**Dokumen Sumber**:
* * *
Dia menjawab “ Saya akan meneliti pendapat para ulama mujtahid serta dalil-dalilnya , kemudian saya mengambil keterangan yang paling mendekati dalil Al-kitab dan as Sunnah”.

Lalu kami bertanya” seandainya anda mempunyai uang lima ribu lira Syiria dan uang tersebut Anda simpan selama enam bulan , lalu anda mempergunakan untuk membeli barang dagangan , kapankah Anda wajib membayar dagangan Anda tersebut?. Apakah setelah enam bulan kedepan ataukah setelah satu tahun?.

Sambil berpikir , ia menjawab “ Maksud pertanyaan tuan ialah harta dagangan itu wajib dizakati?”.
Kami pun lalu berkata “ Kami ini bertanya dan harap Anda menjawab menurut cara (pengertian ) Anda sendiri. Perpustakaan berada dihadapan  anda dan disitu terdapat kitab-kitab para imam mujtahid”.

Setelah berpikir sebentar, ia berkata “ Ah , tuan Ini adalah masalah agama dan bukan soal mudah yang dapat dijawab seketika untuk itu .untuk itu , perlu mempelajarinya dengan saksama dan memerlukan waktu. Kami datang kemari ingin membahas masalah lain”.

Kemudian kami pun pindah pada masalah lain dan berkata” baiklah , kami ingin bertanya “ apakah setiap orang Islam wajib meneliti dalil-dalil yang dikemukakan oleh para Imam mujtahid kemudian mengambil mana yang paling sesuai dengan al Quran karim dan as Sunnah?.
Ia menjawab “ Ya , benar”.
* * *
Daftar elemen beserta kotaknya
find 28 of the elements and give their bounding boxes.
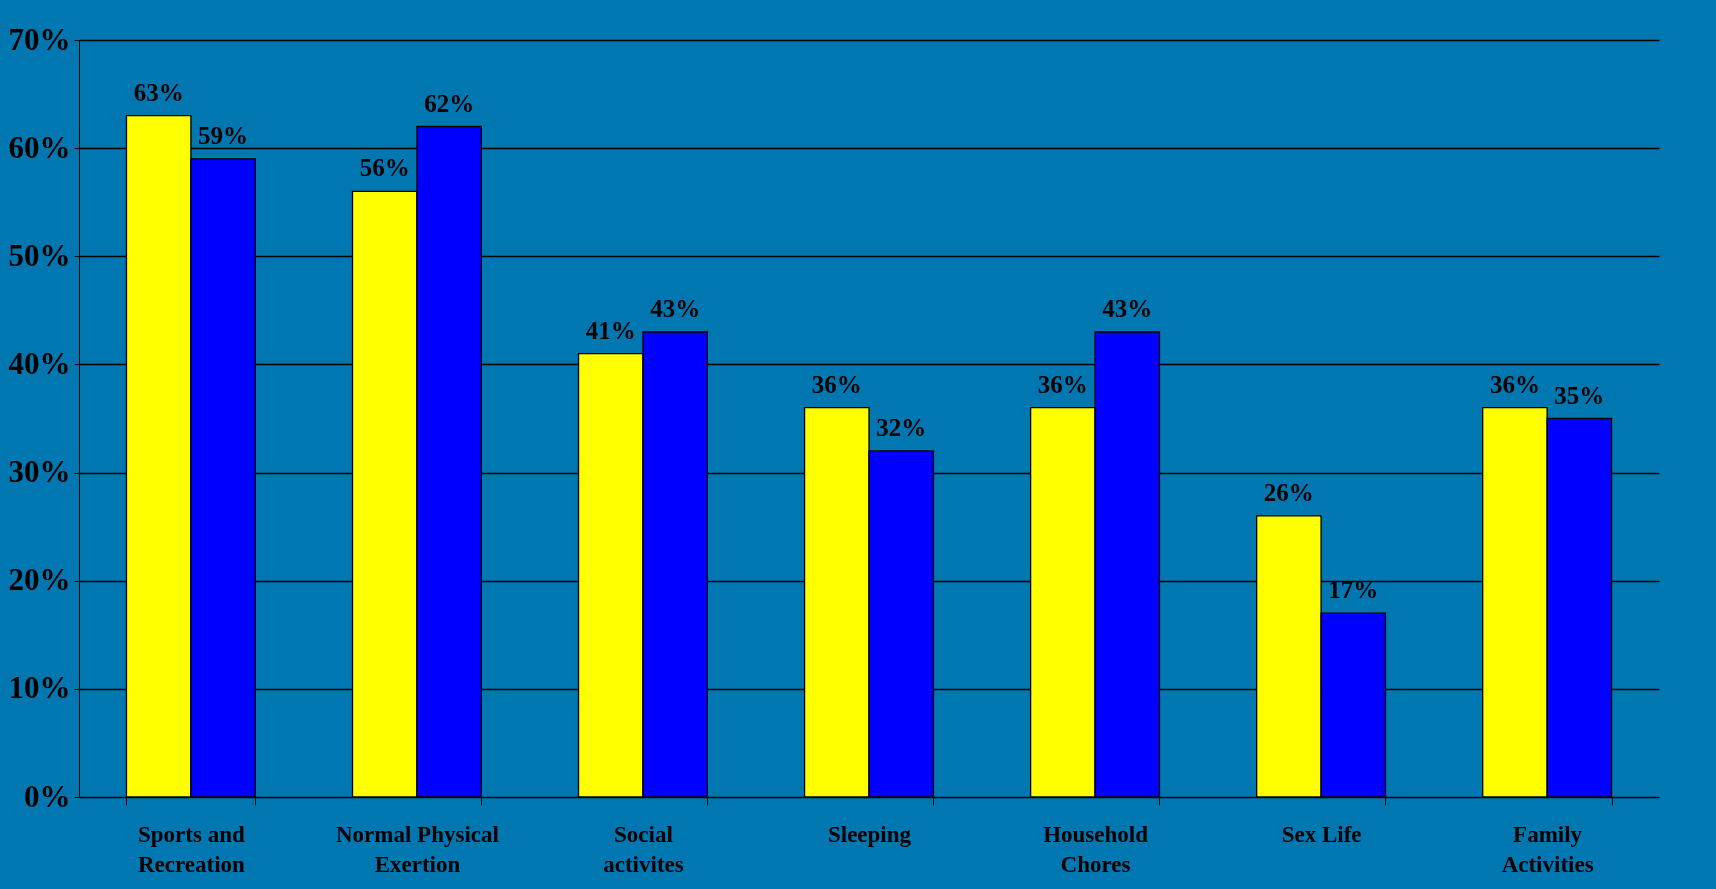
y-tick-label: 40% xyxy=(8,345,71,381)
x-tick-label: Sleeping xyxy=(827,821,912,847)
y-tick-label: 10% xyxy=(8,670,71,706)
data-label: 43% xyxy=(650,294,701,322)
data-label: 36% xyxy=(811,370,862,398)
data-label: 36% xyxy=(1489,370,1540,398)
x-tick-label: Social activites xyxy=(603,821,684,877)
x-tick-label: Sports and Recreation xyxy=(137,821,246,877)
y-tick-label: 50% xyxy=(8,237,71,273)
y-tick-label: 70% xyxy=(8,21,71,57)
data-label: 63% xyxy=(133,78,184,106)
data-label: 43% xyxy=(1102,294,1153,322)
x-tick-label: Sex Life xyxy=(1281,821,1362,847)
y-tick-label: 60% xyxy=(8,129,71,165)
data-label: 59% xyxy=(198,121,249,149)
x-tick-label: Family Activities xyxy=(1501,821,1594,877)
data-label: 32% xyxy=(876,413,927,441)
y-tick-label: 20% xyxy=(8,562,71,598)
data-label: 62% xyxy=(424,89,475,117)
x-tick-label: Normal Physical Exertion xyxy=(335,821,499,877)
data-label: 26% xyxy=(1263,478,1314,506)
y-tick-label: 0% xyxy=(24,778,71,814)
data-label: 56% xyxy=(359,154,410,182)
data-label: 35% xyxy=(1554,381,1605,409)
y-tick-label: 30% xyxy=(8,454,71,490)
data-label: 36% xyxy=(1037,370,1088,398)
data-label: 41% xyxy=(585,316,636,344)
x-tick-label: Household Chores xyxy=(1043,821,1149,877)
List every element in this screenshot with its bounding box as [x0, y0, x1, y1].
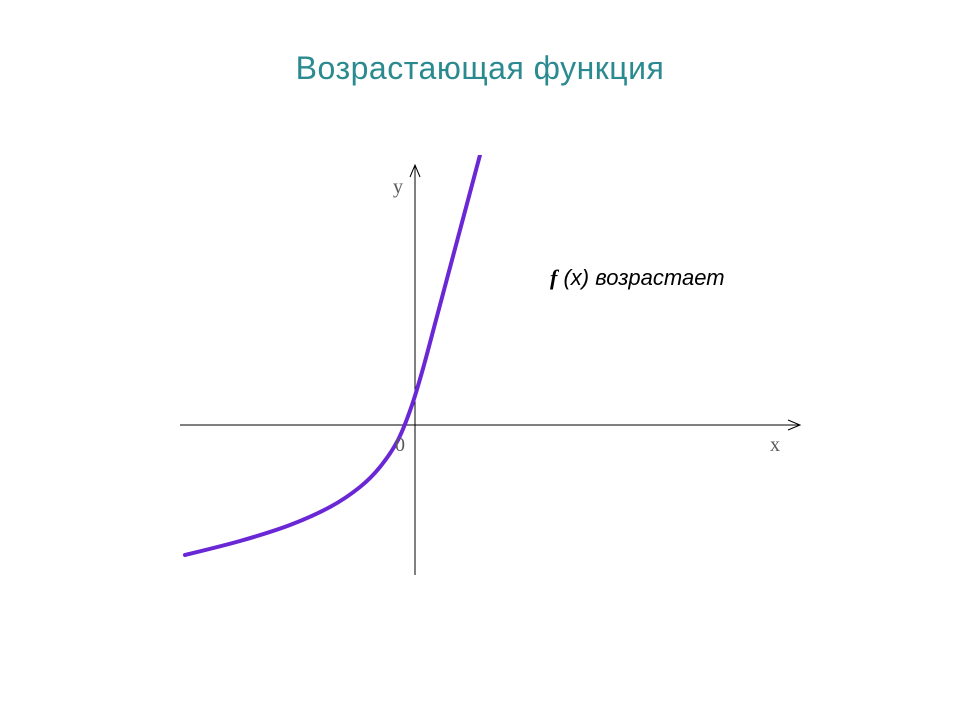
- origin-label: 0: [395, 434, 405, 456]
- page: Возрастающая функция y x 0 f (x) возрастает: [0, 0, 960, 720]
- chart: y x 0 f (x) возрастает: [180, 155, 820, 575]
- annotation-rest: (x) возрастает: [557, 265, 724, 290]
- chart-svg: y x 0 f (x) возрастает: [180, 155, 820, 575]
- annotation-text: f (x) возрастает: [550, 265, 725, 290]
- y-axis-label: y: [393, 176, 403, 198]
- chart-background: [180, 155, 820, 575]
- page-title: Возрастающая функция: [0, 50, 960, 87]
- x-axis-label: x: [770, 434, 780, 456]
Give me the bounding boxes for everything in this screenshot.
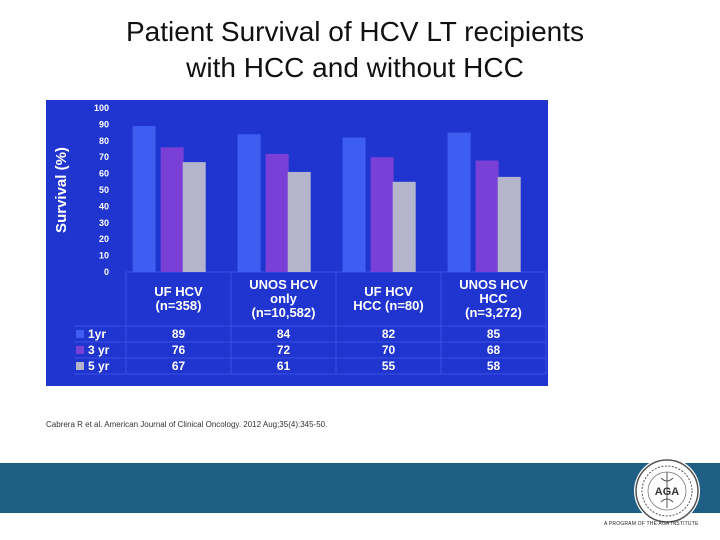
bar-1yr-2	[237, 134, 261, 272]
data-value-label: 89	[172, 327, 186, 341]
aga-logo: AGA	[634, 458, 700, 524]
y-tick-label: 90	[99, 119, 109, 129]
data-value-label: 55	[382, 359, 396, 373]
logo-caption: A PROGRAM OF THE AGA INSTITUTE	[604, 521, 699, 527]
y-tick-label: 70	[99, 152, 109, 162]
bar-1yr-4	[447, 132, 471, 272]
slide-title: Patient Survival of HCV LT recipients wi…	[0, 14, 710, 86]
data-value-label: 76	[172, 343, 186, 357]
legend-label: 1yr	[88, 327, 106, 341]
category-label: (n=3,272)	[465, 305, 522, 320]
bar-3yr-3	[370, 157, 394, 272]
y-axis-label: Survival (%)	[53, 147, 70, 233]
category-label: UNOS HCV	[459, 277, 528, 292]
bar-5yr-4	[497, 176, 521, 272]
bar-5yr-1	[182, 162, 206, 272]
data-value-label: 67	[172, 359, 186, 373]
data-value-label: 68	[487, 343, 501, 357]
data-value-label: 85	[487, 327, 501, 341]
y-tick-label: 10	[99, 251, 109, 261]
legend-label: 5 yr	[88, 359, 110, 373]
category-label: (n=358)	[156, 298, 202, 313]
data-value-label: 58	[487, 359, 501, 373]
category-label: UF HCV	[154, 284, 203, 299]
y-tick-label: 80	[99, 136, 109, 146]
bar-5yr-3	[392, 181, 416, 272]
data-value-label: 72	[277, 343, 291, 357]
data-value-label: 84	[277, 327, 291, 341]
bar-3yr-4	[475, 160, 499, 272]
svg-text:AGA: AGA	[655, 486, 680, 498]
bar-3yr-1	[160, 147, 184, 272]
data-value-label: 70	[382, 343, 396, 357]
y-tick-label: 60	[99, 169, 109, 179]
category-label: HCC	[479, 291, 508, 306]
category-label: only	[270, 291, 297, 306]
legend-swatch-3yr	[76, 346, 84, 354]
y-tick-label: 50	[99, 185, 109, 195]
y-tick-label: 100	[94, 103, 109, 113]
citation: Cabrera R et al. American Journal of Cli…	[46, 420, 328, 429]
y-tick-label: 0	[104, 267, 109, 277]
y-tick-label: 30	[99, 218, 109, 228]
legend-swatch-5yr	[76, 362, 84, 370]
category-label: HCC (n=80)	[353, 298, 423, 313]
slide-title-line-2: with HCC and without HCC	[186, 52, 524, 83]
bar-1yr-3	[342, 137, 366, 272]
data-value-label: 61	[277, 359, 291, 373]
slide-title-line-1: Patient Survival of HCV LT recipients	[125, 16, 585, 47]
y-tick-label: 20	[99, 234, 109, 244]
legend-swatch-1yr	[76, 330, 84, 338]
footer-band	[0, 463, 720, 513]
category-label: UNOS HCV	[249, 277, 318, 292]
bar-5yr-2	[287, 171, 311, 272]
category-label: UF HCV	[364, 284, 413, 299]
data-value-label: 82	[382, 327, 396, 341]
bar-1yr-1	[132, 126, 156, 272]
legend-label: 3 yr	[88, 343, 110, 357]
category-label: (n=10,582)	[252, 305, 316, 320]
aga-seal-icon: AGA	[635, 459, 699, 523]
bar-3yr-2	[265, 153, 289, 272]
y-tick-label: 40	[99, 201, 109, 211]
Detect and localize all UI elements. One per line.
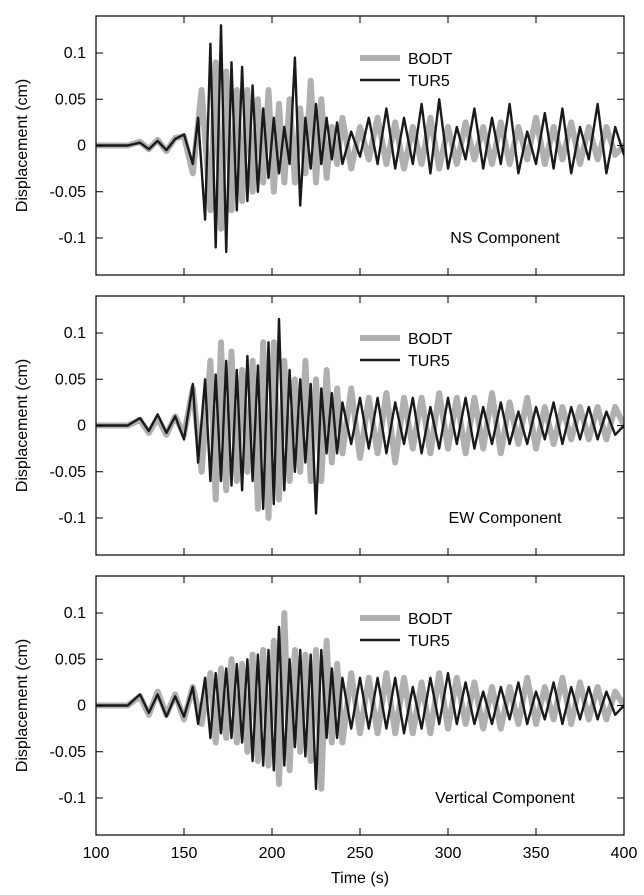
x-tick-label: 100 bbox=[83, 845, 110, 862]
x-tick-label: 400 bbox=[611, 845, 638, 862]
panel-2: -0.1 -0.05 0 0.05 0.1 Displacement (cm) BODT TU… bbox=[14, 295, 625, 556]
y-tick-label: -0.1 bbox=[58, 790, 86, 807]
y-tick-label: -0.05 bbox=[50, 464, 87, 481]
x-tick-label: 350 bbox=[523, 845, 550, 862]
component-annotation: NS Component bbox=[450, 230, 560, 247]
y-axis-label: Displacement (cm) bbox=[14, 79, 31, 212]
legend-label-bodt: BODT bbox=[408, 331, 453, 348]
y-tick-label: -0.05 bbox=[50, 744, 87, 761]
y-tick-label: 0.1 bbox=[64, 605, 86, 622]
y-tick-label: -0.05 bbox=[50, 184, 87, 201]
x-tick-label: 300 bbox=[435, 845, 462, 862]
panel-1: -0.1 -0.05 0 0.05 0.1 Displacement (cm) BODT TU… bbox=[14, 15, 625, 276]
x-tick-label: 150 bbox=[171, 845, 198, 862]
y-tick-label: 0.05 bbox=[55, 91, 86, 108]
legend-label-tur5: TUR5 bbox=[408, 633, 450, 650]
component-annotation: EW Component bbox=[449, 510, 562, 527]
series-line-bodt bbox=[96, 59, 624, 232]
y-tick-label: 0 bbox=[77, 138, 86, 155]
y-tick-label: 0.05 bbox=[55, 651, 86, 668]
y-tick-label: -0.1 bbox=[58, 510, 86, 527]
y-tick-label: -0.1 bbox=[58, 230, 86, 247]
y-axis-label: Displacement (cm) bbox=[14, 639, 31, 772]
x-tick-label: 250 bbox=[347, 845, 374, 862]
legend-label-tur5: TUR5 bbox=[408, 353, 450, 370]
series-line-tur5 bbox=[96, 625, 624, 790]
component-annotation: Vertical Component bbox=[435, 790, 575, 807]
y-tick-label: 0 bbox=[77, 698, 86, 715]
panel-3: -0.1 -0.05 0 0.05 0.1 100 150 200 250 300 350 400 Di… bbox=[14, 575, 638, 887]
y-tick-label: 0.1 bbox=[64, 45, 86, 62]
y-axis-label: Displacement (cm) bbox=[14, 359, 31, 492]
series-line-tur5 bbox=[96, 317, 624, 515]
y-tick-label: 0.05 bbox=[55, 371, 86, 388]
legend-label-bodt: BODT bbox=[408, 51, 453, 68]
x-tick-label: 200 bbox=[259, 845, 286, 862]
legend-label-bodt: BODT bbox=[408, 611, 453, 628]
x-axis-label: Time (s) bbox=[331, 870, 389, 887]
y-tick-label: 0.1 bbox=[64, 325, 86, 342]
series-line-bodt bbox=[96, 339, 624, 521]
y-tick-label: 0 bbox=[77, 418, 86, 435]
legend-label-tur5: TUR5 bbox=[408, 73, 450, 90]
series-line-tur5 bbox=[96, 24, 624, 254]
* * *
Tulis kembali bagian dokumen sumber, mulai dari "Kemudian kami pun" hingga "dan as Sunnah?.", dengan mengganti "mujtahid" menjadi "ahli ijtihad".

Kemudian kami pun pindah pada masalah lain dan berkata” baiklah , kami ingin bertanya “ apakah setiap orang Islam wajib meneliti dalil-dalil yang dikemukakan oleh para Imam ahli ijtihad kemudian mengambil mana yang paling sesuai dengan al Quran karim dan as Sunnah?.